_Short exercise:_ Collect every line below that contains the word "screenshot".

_Record excerpts:_

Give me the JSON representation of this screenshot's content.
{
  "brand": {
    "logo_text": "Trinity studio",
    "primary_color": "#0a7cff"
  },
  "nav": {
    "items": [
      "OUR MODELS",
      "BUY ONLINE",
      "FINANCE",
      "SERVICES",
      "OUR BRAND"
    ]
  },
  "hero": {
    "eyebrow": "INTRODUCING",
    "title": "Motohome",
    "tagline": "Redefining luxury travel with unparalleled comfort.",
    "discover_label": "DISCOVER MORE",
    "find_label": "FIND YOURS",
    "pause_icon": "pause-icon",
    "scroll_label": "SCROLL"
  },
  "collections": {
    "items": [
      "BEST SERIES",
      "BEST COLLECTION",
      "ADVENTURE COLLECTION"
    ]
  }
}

==

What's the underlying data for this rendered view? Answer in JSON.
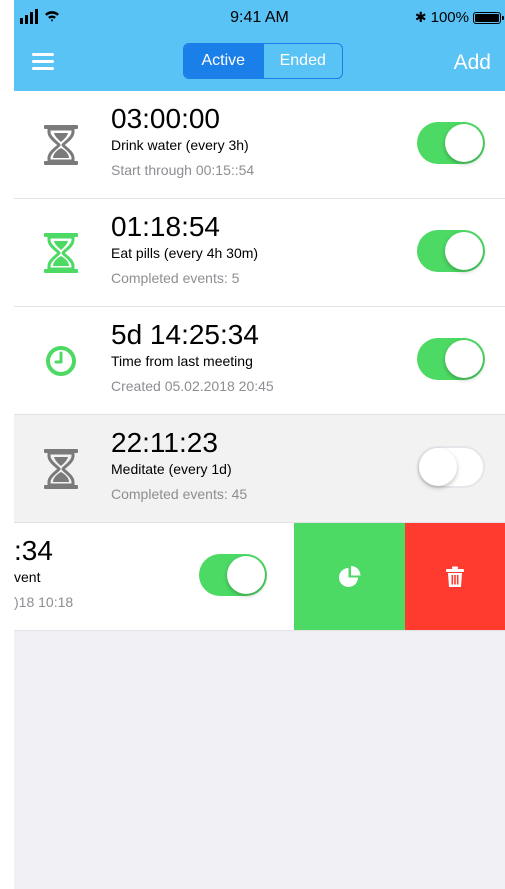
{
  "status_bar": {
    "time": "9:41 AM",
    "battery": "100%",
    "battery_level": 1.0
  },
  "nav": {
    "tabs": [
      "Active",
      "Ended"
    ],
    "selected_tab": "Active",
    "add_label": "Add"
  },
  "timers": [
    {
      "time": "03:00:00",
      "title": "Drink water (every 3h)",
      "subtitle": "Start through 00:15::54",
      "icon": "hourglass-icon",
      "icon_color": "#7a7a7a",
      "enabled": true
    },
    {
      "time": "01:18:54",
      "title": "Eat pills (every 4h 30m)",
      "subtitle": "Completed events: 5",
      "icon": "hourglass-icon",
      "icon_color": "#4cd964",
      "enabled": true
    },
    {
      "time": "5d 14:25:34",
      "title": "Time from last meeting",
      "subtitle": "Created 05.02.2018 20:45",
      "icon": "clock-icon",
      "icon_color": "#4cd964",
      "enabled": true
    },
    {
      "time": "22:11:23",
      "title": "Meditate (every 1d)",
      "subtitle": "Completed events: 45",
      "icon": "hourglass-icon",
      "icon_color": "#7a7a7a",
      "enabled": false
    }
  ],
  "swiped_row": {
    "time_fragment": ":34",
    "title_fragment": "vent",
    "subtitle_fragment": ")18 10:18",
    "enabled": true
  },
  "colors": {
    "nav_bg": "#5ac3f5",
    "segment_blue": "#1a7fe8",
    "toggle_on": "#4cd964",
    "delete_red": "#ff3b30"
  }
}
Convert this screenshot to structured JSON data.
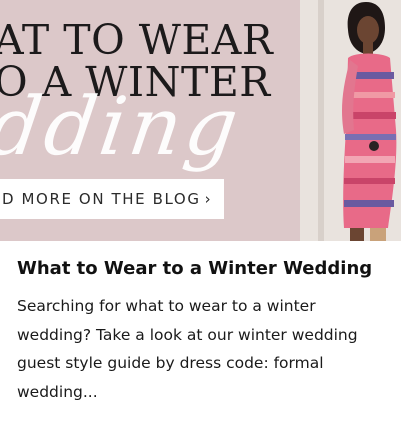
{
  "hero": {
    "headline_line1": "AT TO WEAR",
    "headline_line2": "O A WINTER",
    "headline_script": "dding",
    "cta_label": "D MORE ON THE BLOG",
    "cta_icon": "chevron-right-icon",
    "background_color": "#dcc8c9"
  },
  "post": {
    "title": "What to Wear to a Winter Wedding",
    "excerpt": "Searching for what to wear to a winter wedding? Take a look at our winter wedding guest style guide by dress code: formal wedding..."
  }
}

==

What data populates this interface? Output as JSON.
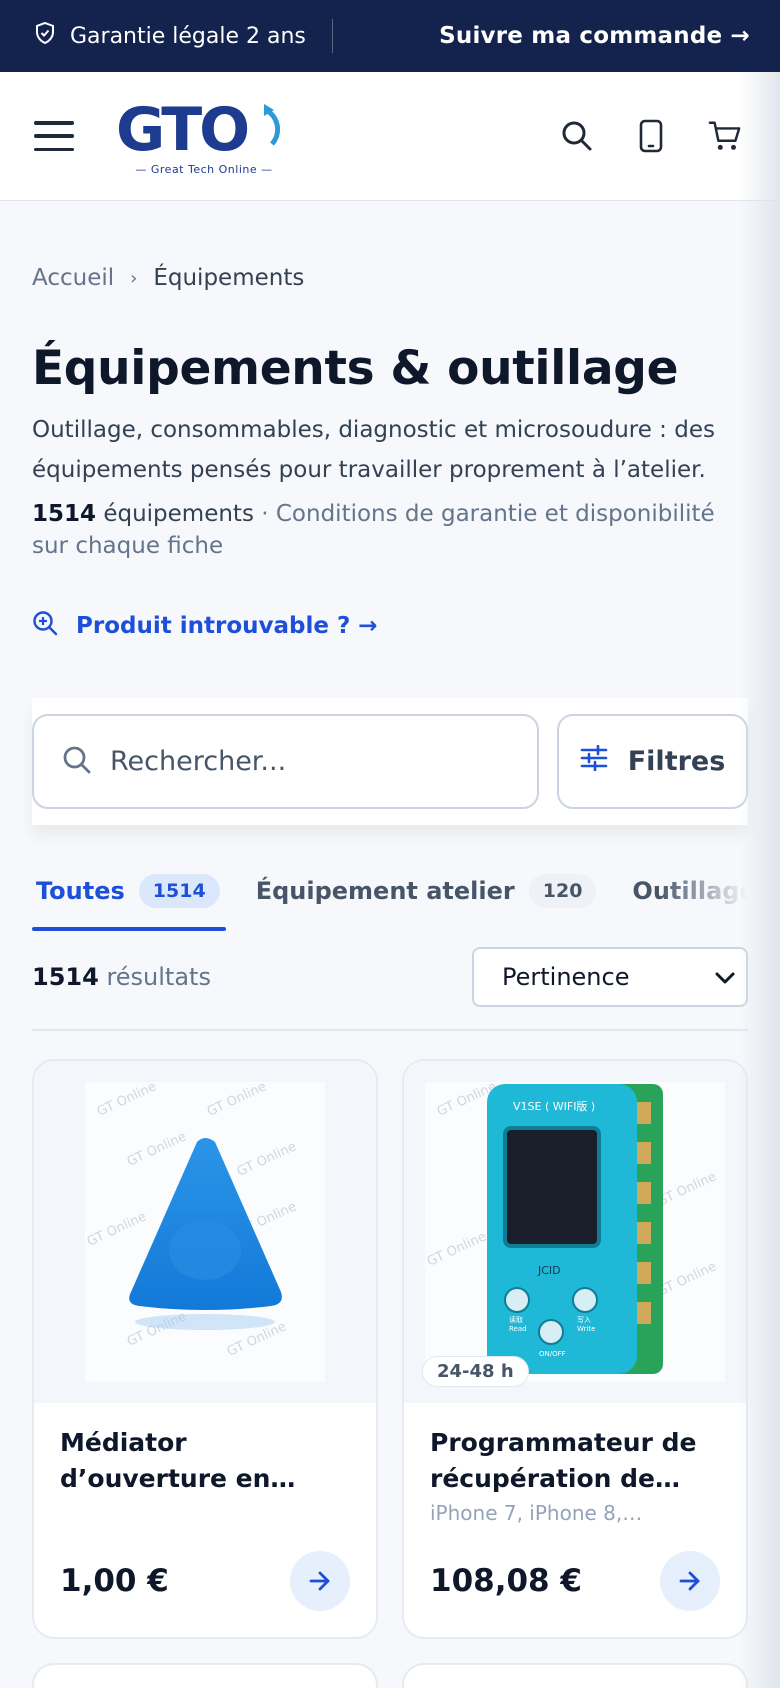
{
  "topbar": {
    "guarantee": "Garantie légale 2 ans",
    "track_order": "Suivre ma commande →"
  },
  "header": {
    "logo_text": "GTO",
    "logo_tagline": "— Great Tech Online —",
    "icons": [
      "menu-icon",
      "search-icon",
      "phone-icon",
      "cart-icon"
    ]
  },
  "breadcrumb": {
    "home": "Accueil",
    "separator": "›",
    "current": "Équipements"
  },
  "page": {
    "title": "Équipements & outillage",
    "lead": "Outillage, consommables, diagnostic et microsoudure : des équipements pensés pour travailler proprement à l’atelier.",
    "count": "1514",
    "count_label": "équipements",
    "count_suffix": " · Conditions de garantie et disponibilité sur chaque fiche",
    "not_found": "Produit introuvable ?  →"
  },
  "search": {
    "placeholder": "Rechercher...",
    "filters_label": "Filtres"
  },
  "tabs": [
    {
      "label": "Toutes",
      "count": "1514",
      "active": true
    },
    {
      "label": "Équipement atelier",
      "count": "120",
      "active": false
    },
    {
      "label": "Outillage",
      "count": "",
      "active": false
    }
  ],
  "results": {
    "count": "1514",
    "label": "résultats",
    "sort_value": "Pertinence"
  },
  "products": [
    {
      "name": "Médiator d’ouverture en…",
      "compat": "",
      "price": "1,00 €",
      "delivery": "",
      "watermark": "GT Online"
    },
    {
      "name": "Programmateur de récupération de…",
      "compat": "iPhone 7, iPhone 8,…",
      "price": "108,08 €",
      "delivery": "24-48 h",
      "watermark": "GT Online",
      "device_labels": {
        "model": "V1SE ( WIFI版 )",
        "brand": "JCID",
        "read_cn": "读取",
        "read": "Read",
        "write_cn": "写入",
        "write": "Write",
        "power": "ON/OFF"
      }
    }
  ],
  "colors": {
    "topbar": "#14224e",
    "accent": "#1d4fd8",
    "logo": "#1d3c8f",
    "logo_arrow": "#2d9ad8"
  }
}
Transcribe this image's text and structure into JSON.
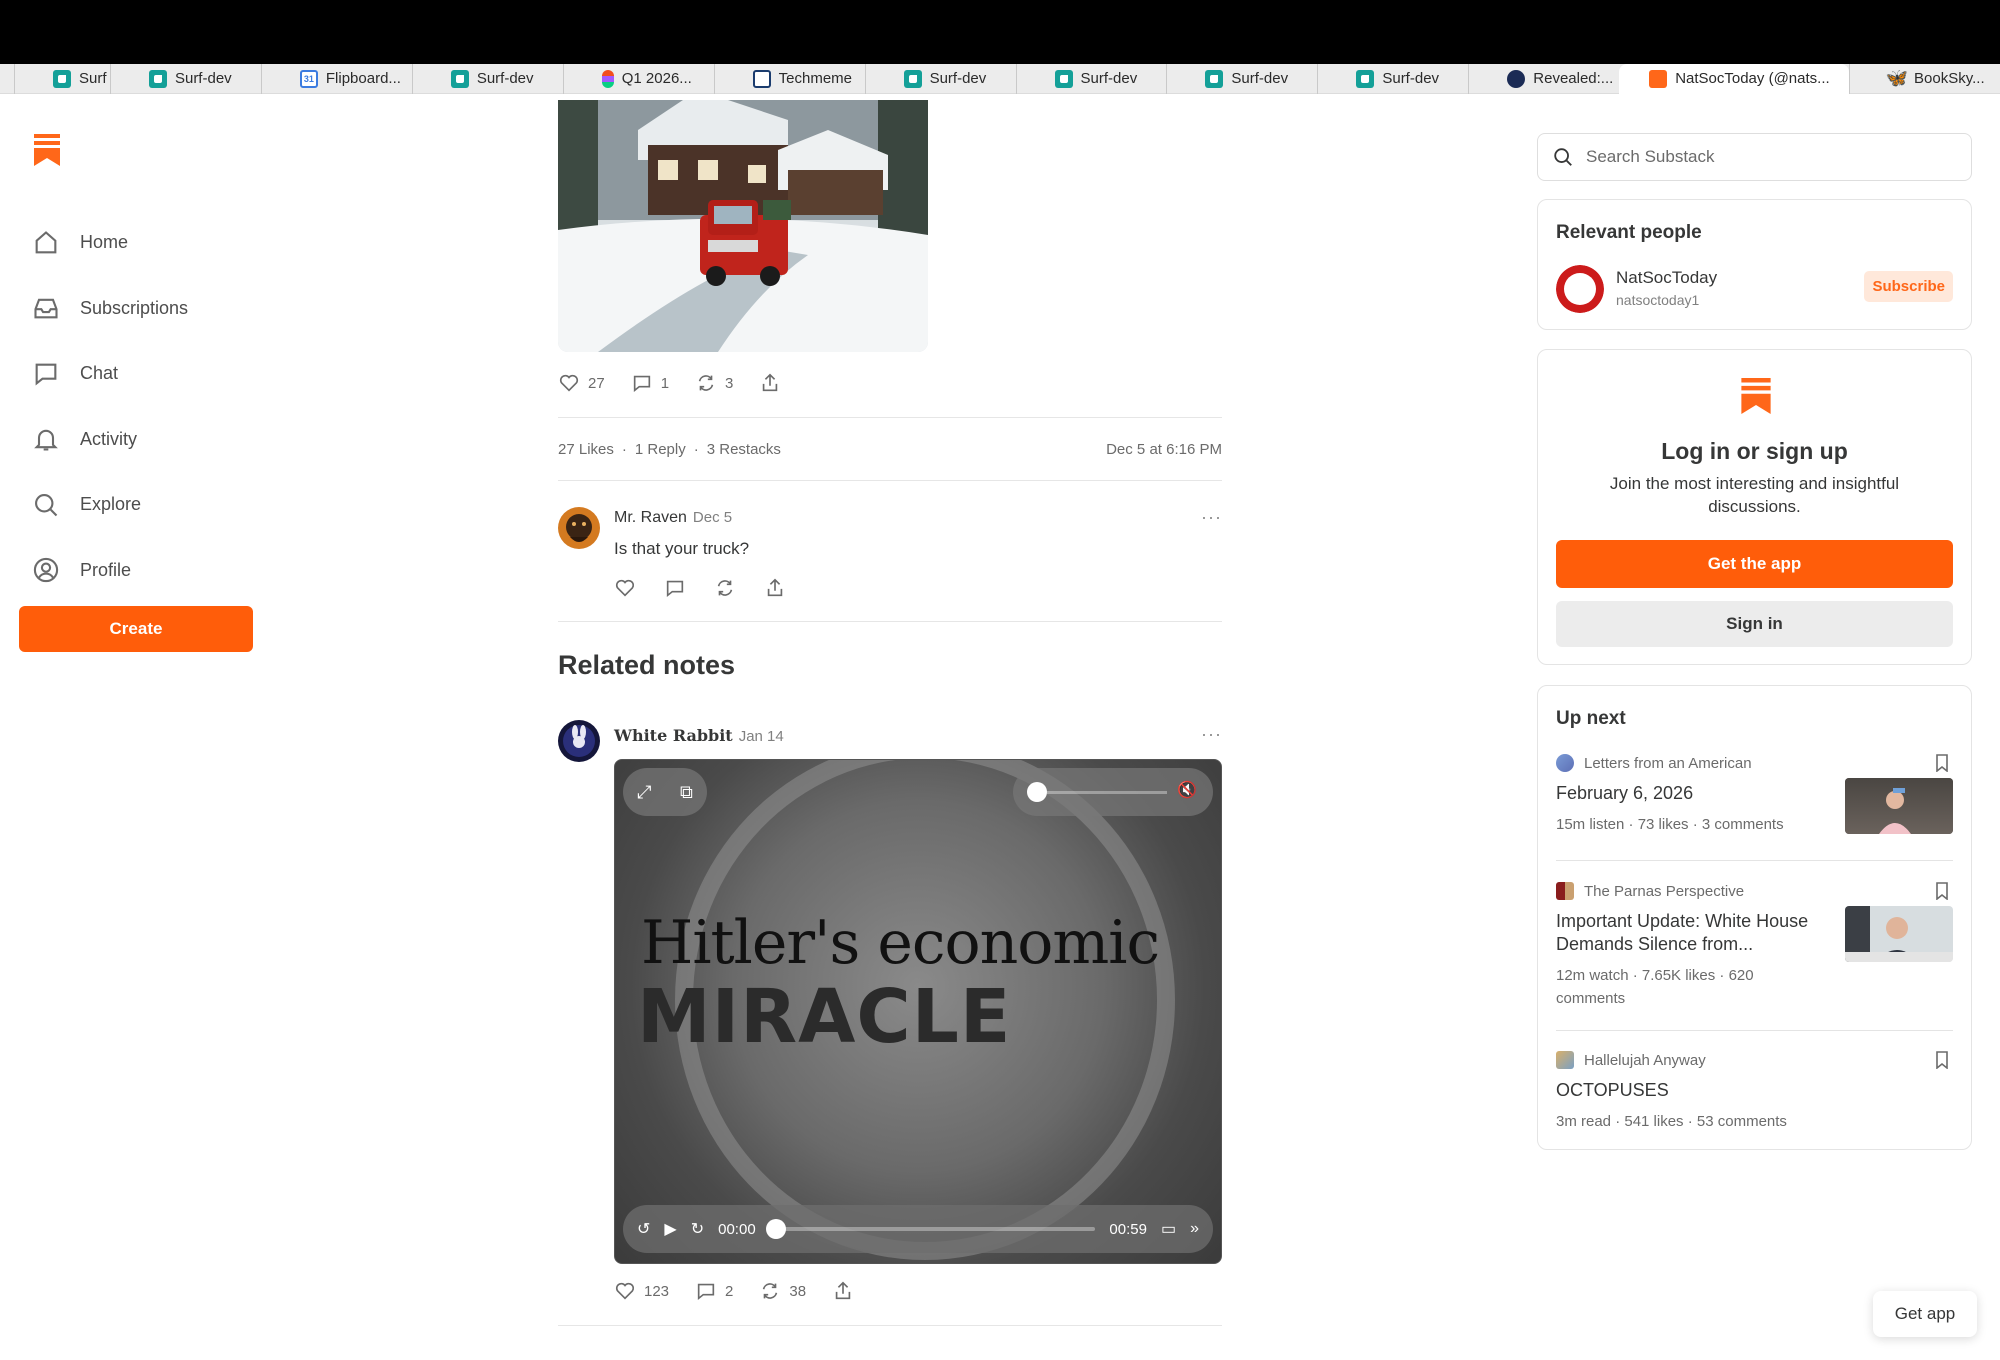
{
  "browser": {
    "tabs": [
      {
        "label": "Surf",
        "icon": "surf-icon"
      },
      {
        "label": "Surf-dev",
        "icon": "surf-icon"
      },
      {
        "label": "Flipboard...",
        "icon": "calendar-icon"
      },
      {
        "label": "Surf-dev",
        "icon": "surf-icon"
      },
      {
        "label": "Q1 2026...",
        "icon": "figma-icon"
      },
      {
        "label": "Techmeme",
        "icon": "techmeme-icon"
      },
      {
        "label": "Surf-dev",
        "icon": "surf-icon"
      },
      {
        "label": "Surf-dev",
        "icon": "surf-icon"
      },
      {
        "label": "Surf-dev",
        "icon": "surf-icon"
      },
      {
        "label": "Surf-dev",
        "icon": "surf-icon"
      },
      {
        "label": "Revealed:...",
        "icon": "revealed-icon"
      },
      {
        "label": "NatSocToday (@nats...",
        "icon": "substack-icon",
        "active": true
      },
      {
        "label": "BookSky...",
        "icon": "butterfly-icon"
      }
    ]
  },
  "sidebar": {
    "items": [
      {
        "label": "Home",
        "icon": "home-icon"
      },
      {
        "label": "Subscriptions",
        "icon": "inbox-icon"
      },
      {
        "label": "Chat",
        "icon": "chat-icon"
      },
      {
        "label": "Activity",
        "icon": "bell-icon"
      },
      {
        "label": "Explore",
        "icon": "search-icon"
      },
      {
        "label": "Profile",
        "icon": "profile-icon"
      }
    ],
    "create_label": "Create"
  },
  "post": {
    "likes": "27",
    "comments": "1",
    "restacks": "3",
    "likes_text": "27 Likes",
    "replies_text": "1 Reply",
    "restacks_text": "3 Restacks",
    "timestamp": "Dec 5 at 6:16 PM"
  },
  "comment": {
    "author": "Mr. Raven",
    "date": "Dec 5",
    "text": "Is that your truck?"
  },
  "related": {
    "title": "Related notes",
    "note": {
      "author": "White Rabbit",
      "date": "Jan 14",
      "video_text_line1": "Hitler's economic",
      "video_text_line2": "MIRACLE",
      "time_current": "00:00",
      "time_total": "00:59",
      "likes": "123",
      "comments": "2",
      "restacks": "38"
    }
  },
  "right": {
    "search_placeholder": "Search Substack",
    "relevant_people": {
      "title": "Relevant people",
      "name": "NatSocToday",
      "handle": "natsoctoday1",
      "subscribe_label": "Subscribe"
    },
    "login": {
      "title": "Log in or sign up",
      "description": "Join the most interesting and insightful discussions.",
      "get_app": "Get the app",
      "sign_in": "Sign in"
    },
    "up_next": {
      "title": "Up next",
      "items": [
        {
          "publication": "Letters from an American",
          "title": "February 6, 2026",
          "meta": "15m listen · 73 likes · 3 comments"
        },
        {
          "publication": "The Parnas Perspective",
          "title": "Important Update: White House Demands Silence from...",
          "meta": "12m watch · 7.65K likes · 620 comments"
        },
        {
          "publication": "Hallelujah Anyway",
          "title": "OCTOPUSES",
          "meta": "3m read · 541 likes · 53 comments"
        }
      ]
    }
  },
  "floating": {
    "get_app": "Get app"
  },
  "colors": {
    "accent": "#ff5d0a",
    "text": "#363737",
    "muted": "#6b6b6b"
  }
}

_Expected answer:_
Give me the JSON representation of this screenshot's content.
Convert this screenshot to structured JSON data.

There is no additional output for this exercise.